• _WHAT YOU SHOULD DO_
Repeat the records exactly. Every line must match.

Figure dataset records
-- START --
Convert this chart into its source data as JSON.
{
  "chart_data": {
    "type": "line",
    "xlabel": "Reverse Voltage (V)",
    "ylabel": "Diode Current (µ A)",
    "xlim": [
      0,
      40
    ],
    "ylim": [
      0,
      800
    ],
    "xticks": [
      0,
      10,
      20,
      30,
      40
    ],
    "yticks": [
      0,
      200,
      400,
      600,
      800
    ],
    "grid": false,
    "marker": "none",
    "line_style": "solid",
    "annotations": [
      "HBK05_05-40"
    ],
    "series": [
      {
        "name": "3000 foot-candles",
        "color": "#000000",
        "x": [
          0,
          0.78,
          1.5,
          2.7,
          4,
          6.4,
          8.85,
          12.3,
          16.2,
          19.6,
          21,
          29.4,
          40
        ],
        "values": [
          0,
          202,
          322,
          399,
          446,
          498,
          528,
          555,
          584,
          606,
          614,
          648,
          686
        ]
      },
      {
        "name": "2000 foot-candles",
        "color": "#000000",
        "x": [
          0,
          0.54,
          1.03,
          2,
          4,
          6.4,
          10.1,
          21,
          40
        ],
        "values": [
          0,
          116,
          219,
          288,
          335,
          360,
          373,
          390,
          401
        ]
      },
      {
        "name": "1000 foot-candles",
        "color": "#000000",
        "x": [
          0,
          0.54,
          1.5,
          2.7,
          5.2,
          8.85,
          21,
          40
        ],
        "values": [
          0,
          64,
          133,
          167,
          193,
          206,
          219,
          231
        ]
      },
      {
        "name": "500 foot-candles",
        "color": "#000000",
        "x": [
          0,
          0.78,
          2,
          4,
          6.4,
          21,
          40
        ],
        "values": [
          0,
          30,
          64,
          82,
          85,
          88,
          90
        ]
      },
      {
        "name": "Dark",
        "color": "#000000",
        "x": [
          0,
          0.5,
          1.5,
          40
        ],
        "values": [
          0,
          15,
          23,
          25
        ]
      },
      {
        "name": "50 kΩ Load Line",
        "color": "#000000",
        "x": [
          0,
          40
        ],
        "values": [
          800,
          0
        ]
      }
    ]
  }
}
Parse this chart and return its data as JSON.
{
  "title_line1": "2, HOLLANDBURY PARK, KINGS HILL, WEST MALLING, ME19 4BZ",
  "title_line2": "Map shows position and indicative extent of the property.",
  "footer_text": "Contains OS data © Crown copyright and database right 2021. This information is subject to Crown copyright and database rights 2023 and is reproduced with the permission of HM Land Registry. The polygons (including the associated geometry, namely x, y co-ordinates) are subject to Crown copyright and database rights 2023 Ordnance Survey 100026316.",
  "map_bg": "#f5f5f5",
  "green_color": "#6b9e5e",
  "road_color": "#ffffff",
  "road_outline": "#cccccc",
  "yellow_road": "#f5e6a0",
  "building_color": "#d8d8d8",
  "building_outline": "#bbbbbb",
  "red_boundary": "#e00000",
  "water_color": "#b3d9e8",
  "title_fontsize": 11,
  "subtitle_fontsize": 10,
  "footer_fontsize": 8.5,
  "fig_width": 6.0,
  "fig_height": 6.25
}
-- END --
• _OUTPUT_
Convert this chart into its source data as JSON.
{
  "chart_data": {
    "type": "line",
    "xlabel": "Reverse Voltage (V)",
    "ylabel": "Diode Current (µ A)",
    "xlim": [
      0,
      40
    ],
    "ylim": [
      0,
      800
    ],
    "xticks": [
      0,
      10,
      20,
      30,
      40
    ],
    "yticks": [
      0,
      200,
      400,
      600,
      800
    ],
    "grid": false,
    "marker": "none",
    "line_style": "solid",
    "annotations": [
      "HBK05_05-40"
    ],
    "series": [
      {
        "name": "3000 foot-candles",
        "color": "#000000",
        "x": [
          0,
          0.78,
          1.5,
          2.7,
          4,
          6.4,
          8.85,
          12.3,
          16.2,
          19.6,
          21,
          29.4,
          40
        ],
        "values": [
          0,
          202,
          322,
          399,
          446,
          498,
          528,
          555,
          584,
          606,
          614,
          648,
          686
        ]
      },
      {
        "name": "2000 foot-candles",
        "color": "#000000",
        "x": [
          0,
          0.54,
          1.03,
          2,
          4,
          6.4,
          10.1,
          21,
          40
        ],
        "values": [
          0,
          116,
          219,
          288,
          335,
          360,
          373,
          390,
          401
        ]
      },
      {
        "name": "1000 foot-candles",
        "color": "#000000",
        "x": [
          0,
          0.54,
          1.5,
          2.7,
          5.2,
          8.85,
          21,
          40
        ],
        "values": [
          0,
          64,
          133,
          167,
          193,
          206,
          219,
          231
        ]
      },
      {
        "name": "500 foot-candles",
        "color": "#000000",
        "x": [
          0,
          0.78,
          2,
          4,
          6.4,
          21,
          40
        ],
        "values": [
          0,
          30,
          64,
          82,
          85,
          88,
          90
        ]
      },
      {
        "name": "Dark",
        "color": "#000000",
        "x": [
          0,
          0.5,
          1.5,
          40
        ],
        "values": [
          0,
          15,
          23,
          25
        ]
      },
      {
        "name": "50 kΩ Load Line",
        "color": "#000000",
        "x": [
          0,
          40
        ],
        "values": [
          800,
          0
        ]
      }
    ]
  }
}
Parse this chart and return its data as JSON.
{
  "title_line1": "2, HOLLANDBURY PARK, KINGS HILL, WEST MALLING, ME19 4BZ",
  "title_line2": "Map shows position and indicative extent of the property.",
  "footer_text": "Contains OS data © Crown copyright and database right 2021. This information is subject to Crown copyright and database rights 2023 and is reproduced with the permission of HM Land Registry. The polygons (including the associated geometry, namely x, y co-ordinates) are subject to Crown copyright and database rights 2023 Ordnance Survey 100026316.",
  "map_bg": "#f5f5f5",
  "green_color": "#6b9e5e",
  "road_color": "#ffffff",
  "road_outline": "#cccccc",
  "yellow_road": "#f5e6a0",
  "building_color": "#d8d8d8",
  "building_outline": "#bbbbbb",
  "red_boundary": "#e00000",
  "water_color": "#b3d9e8",
  "title_fontsize": 11,
  "subtitle_fontsize": 10,
  "footer_fontsize": 8.5,
  "fig_width": 6.0,
  "fig_height": 6.25
}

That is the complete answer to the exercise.